◆ **Set tasks**
**A.** From the disc brake pad excerpt, reproduce the passage from "Therefore, to date, it" to "the braking system.".
**B.** Answer these questions using the disc brake pad excerpt:
(i) Which two documents describe disc brake pads made entirely of carboceramic material starting from "C/C" material?
(ii) In the braking system that the invention provides, what material is the disc advantageously made of?
(iii) What ratio does the pad of the invention surprisingly show as optimal?

*** Page excerpt ***

Instead, CN103511525 and WO 03/080540 describe disc brake pads made entirely of carboceramic material starting from “C/C” material. However, since the pads described in this prior art are no longer made of “C/C” material, they no longer have the advantageous characteristics associated with these materials, such as lightness and high mechanical strength, which make them particularly suitable for high-end street-legal applications and adapted to cooperate with discs also made of “C/C” material. Furthermore, they lead to variations of friction and performance which are no longer in line with what is expected from “C/C” materials.
Therefore, to date, it has not been possible to significantly increase the stiffness of disc brake pads while maintaining unaltered the optimal characteristics of the “C/C” material.
Thus, the problem underlying the present invention is to provide a disc brake pad which overcomes the drawbacks of the prior art and maintains high performance characteristics even in extreme applications, and to provide a process for obtaining said pad which is convenient to implement. More specifically, the present invention aims at increasing the stiffness of the pads made of “C/C” material, hence the stiffness of the braking system, at the same time without excessively increasing the initial weight, modifying the braking action of the pads themselves, or obtaining undesirable effects, including failures of the braking system.
The problem set forth above is solved by a pad for disc brakes, a method for the manufacturing of said pad, and a braking system comprising the aforesaid pad, as outlined in the appended claims, the definitions of which form an integral part of the present description.
A first object of the invention is a pad for disc brakes, said pad having a thickness y and comprising:
A further object of the present invention is a method for the manufacturing of the pad as defined above, which comprises the following steps:
Another object of the present invention is a braking system for disc brakes comprising a disc and a pad as defined above intended to cooperate with said disc. Said disc is advantageously made of “C/C” material.
The pad object of the present invention advantageously shows an increased structural stiffness, hence an increased compressive strength, without exhibiting a significant increase in weight. Indeed, it has been surprisingly found that the pad of the present invention shows an optimal weight-to-stiffness ratio. At the same time, the pad object of the present invention is able to provide the performances in terms of friction coefficient that are characteristic of “C/C” materials.

*** Information shown ***

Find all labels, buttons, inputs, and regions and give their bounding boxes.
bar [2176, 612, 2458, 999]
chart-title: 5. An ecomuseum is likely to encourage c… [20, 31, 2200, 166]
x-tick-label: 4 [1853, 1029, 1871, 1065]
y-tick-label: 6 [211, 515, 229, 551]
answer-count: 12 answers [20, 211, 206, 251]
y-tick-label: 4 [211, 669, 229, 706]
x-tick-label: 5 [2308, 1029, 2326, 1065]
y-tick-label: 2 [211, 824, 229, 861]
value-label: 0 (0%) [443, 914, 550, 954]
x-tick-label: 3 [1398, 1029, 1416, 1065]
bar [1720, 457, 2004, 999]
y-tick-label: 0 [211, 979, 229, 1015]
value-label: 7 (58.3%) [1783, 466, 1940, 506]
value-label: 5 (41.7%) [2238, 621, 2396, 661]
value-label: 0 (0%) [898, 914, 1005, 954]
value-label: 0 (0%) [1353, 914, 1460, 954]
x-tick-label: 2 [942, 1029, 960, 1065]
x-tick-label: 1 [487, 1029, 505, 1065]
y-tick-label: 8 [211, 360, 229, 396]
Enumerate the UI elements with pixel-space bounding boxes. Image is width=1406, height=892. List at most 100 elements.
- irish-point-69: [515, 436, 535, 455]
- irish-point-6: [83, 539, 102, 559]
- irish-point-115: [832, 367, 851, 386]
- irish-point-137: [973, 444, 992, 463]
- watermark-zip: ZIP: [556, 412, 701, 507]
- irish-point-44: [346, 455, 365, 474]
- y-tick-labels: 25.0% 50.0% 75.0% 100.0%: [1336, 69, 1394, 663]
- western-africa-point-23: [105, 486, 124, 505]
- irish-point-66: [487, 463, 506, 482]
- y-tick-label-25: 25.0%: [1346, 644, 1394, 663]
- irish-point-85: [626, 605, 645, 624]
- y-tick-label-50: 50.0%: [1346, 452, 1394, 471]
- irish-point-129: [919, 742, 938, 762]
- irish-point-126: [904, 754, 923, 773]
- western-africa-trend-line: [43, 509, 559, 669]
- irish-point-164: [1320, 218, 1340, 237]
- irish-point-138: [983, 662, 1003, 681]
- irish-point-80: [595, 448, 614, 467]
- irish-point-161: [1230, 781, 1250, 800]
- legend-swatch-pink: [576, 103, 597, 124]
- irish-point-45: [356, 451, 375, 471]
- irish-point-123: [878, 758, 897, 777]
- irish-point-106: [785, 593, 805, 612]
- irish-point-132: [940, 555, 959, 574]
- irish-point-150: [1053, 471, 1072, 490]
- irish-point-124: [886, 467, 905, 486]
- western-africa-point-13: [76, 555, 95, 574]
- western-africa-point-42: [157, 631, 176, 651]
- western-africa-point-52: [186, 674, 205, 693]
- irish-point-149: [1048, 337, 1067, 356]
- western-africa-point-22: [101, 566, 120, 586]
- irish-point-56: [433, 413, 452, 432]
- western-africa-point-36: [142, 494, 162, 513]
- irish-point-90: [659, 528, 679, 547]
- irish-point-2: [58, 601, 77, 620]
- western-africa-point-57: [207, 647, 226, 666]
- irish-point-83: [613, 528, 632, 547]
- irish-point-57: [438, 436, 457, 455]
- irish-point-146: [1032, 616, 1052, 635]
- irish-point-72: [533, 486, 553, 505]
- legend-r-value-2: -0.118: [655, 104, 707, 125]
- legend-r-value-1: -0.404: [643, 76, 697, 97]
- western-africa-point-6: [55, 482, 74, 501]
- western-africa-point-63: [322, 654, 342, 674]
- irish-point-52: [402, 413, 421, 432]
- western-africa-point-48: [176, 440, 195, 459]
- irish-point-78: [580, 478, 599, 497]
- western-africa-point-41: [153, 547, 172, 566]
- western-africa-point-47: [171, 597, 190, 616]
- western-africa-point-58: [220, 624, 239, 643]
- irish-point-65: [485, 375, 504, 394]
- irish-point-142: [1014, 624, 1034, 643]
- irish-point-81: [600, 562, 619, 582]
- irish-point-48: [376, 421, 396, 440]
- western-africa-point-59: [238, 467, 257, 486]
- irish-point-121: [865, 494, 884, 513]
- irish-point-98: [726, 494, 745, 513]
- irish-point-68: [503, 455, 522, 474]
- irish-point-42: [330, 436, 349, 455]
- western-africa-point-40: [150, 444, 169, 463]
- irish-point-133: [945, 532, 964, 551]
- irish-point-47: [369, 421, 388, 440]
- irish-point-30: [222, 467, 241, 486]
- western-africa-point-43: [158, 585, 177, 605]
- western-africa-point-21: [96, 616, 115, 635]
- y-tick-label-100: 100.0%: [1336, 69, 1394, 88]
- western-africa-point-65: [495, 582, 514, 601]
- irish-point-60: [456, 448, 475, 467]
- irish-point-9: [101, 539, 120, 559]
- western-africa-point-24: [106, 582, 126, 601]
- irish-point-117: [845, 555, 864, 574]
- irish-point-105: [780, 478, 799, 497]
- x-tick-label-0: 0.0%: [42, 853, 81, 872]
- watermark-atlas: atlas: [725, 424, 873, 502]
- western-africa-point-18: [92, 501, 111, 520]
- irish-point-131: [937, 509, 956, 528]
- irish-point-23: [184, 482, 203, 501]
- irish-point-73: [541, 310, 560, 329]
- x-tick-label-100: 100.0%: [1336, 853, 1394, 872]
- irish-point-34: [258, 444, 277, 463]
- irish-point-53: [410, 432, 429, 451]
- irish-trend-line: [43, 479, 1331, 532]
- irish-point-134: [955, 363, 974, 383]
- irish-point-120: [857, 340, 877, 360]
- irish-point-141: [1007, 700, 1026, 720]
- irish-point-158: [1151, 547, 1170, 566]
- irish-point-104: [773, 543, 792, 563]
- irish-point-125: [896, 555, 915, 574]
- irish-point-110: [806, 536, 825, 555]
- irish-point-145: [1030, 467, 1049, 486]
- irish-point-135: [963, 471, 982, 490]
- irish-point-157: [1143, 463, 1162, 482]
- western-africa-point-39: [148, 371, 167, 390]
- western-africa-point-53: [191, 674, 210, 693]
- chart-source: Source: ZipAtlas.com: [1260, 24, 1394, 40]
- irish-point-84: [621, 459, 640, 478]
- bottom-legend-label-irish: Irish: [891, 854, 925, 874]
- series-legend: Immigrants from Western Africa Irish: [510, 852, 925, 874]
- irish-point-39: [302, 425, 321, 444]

***

◆ **Completed exercise**
**A.**
Therefore, to date, it has not been possible to significantly increase the stiffness of disc brake pads while maintaining unaltered the optimal characteristics of the “C/C” material.
Thus, the problem underlying the present invention is to provide a disc brake pad which overcomes the drawbacks of the prior art and maintains high performance characteristics even in extreme applications, and to provide a process for obtaining said pad which is convenient to implement. More specifically, the present invention aims at increasing the stiffness of the pads made of “C/C” material, hence the stiffness of the braking system, at the same time without excessively increasing the initial weight, modifying the braking action of the pads themselves, or obtaining undesirable effects, including failures of the braking system.

**B.**
(i) CN103511525 and WO 03/080540
(ii) "C/C" material
(iii) The weight-to-stiffness ratio